::: Given information
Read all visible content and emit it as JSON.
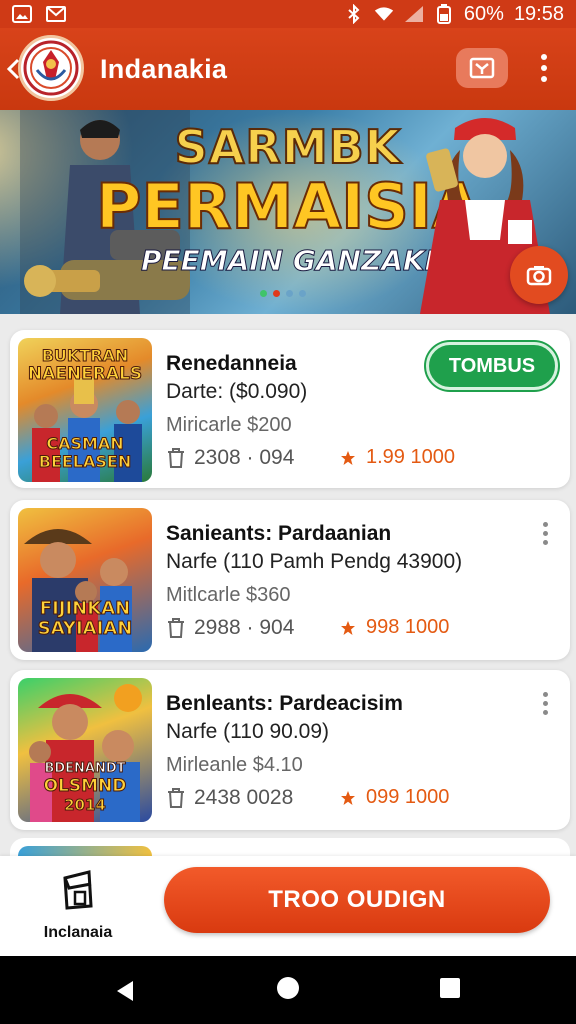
{
  "status_bar": {
    "battery": "60%",
    "time": "19:58"
  },
  "app_bar": {
    "title": "Indanakia"
  },
  "banner": {
    "line1": "SARMBK",
    "line2": "PERMAISIA",
    "line3": "PEEMAIN GANZAKI"
  },
  "list": [
    {
      "title": "Renedanneia",
      "subtitle": "Darte: ($0.090)",
      "price": "Miricarle $200",
      "meta": "2308 · 094",
      "rating": "1.99 1000",
      "action_label": "TOMBUS",
      "thumb_text": [
        "BUKTRAN",
        "NAENERALS",
        "CASMAN",
        "BEELASEN"
      ]
    },
    {
      "title": "Sanieants: Pardaanian",
      "subtitle": "Narfe (110 Pamh Pendg 43900)",
      "price": "Mitlcarle $360",
      "meta": "2988 · 904",
      "rating": "998 1000",
      "thumb_text": [
        "FIJINKAN",
        "SAYIAIAN"
      ]
    },
    {
      "title": "Benleants: Pardeacisim",
      "subtitle": "Narfe (110 90.09)",
      "price": "Mirleanle $4.10",
      "meta": "2438  0028",
      "rating": "099 1000",
      "thumb_text": [
        "BDENANDT",
        "OLSMND",
        "2014"
      ]
    }
  ],
  "bottom_bar": {
    "nav_label": "Inclanaia",
    "cta_label": "TROO OUDIGN"
  },
  "colors": {
    "brand": "#d8431a",
    "accent_green": "#1fa04c",
    "rating_orange": "#e45a12"
  },
  "icons": {
    "status_left": [
      "image-icon",
      "gmail-icon"
    ],
    "status_right": [
      "bluetooth-icon",
      "wifi-icon",
      "signal-icon",
      "battery-icon"
    ],
    "app_bar": [
      "back-arrow-icon",
      "cast-icon",
      "more-vert-icon"
    ],
    "banner": [
      "camera-icon"
    ],
    "card": [
      "trash-icon",
      "star-icon",
      "more-vert-icon"
    ],
    "bottom": [
      "store-icon"
    ],
    "system_nav": [
      "back-icon",
      "home-icon",
      "recents-icon"
    ]
  }
}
::::::
■ What the task requires
Quote the data above in full, leaving out the pictures it holds.

■ Solution for this task
Read all visible content and emit it as JSON.
{
  "status_bar": {
    "battery": "60%",
    "time": "19:58"
  },
  "app_bar": {
    "title": "Indanakia"
  },
  "banner": {
    "line1": "SARMBK",
    "line2": "PERMAISIA",
    "line3": "PEEMAIN GANZAKI"
  },
  "list": [
    {
      "title": "Renedanneia",
      "subtitle": "Darte: ($0.090)",
      "price": "Miricarle $200",
      "meta": "2308 · 094",
      "rating": "1.99 1000",
      "action_label": "TOMBUS",
      "thumb_text": [
        "BUKTRAN",
        "NAENERALS",
        "CASMAN",
        "BEELASEN"
      ]
    },
    {
      "title": "Sanieants: Pardaanian",
      "subtitle": "Narfe (110 Pamh Pendg 43900)",
      "price": "Mitlcarle $360",
      "meta": "2988 · 904",
      "rating": "998 1000",
      "thumb_text": [
        "FIJINKAN",
        "SAYIAIAN"
      ]
    },
    {
      "title": "Benleants: Pardeacisim",
      "subtitle": "Narfe (110 90.09)",
      "price": "Mirleanle $4.10",
      "meta": "2438  0028",
      "rating": "099 1000",
      "thumb_text": [
        "BDENANDT",
        "OLSMND",
        "2014"
      ]
    }
  ],
  "bottom_bar": {
    "nav_label": "Inclanaia",
    "cta_label": "TROO OUDIGN"
  },
  "colors": {
    "brand": "#d8431a",
    "accent_green": "#1fa04c",
    "rating_orange": "#e45a12"
  },
  "icons": {
    "status_left": [
      "image-icon",
      "gmail-icon"
    ],
    "status_right": [
      "bluetooth-icon",
      "wifi-icon",
      "signal-icon",
      "battery-icon"
    ],
    "app_bar": [
      "back-arrow-icon",
      "cast-icon",
      "more-vert-icon"
    ],
    "banner": [
      "camera-icon"
    ],
    "card": [
      "trash-icon",
      "star-icon",
      "more-vert-icon"
    ],
    "bottom": [
      "store-icon"
    ],
    "system_nav": [
      "back-icon",
      "home-icon",
      "recents-icon"
    ]
  }
}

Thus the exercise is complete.